Listed records:
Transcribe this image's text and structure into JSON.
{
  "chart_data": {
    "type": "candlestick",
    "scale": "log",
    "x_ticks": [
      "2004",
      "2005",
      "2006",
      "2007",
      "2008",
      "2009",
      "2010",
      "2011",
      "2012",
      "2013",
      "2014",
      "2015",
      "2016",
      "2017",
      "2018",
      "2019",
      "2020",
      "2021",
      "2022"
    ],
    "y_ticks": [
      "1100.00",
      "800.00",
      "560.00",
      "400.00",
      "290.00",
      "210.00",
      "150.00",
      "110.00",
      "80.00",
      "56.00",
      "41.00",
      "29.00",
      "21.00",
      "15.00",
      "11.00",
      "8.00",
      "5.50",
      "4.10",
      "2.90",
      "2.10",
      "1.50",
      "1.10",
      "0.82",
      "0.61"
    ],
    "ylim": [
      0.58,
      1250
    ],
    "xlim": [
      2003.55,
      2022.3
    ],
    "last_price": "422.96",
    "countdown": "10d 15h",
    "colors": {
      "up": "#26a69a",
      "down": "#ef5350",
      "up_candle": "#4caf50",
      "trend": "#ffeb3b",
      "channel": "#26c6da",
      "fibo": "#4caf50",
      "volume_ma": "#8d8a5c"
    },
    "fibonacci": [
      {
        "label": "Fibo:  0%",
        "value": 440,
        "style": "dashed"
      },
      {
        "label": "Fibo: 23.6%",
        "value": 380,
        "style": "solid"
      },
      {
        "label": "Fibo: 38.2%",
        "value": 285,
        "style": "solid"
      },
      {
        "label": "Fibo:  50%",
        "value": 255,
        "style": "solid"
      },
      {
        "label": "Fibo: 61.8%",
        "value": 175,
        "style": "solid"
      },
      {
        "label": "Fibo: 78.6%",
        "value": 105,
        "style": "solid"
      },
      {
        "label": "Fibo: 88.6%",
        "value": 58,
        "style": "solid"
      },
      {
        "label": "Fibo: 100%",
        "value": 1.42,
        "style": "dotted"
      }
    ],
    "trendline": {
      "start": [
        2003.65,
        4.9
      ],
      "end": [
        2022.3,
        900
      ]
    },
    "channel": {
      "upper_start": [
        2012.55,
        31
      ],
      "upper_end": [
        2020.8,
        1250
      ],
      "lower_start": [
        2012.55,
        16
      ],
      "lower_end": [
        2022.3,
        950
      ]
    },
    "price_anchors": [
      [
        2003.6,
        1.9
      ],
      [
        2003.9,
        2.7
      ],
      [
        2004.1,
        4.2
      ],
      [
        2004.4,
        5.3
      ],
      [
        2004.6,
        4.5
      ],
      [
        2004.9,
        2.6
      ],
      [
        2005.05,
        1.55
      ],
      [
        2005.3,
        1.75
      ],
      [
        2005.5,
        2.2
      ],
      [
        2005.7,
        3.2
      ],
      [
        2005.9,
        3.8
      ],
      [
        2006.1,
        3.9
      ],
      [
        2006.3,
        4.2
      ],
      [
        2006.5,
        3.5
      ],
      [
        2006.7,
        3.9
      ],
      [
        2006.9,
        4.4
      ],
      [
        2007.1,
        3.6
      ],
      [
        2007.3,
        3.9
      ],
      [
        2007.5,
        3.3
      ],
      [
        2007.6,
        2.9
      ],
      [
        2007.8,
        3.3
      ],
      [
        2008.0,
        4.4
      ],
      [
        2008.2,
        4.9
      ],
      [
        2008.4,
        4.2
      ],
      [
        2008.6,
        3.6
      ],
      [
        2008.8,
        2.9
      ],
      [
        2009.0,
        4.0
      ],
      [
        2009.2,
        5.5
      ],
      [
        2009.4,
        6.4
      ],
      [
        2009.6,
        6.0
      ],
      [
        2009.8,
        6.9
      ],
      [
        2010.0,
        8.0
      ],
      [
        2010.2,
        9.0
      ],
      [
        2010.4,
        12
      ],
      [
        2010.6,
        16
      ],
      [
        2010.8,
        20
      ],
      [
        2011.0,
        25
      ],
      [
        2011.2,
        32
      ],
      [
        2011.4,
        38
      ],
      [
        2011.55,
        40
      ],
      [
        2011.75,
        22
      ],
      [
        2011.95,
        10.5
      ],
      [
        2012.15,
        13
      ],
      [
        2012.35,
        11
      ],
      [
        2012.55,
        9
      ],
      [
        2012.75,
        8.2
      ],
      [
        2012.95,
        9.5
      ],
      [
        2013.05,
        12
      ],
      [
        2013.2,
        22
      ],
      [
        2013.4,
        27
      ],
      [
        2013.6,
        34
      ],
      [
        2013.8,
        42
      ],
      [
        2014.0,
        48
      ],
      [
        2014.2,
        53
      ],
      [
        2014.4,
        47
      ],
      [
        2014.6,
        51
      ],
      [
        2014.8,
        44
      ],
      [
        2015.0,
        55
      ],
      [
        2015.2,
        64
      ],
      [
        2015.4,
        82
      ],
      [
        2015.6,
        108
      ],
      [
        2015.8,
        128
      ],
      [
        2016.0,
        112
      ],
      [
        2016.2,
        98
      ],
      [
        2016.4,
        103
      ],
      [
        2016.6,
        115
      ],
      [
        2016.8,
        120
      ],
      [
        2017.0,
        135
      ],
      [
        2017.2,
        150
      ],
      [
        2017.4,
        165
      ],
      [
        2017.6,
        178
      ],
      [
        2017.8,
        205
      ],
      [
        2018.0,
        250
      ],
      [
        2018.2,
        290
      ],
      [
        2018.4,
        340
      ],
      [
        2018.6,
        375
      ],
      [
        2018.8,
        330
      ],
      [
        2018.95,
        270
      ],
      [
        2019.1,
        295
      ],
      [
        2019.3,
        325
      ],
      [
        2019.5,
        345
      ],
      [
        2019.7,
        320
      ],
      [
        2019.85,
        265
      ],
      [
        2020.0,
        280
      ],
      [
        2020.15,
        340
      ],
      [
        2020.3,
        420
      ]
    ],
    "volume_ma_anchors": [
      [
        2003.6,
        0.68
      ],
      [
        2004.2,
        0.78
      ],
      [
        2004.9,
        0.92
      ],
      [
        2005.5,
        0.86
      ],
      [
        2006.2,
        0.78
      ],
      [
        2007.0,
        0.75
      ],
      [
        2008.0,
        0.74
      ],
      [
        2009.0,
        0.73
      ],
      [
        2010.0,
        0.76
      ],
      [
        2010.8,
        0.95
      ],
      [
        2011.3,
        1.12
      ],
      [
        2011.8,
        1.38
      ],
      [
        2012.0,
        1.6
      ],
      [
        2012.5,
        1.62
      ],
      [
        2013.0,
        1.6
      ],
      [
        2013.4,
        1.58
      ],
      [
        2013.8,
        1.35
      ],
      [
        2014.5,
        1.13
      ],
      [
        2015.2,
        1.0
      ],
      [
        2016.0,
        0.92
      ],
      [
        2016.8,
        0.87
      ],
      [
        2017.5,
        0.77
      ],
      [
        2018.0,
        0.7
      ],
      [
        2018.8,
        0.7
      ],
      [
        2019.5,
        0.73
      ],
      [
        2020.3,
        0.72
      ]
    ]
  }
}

Task to complete: Copy each line from the records above that includes the string "value".

Exercise solution:
        "value": 440,
        "value": 380,
        "value": 285,
        "value": 255,
        "value": 175,
        "value": 105,
        "value": 58,
        "value": 1.42,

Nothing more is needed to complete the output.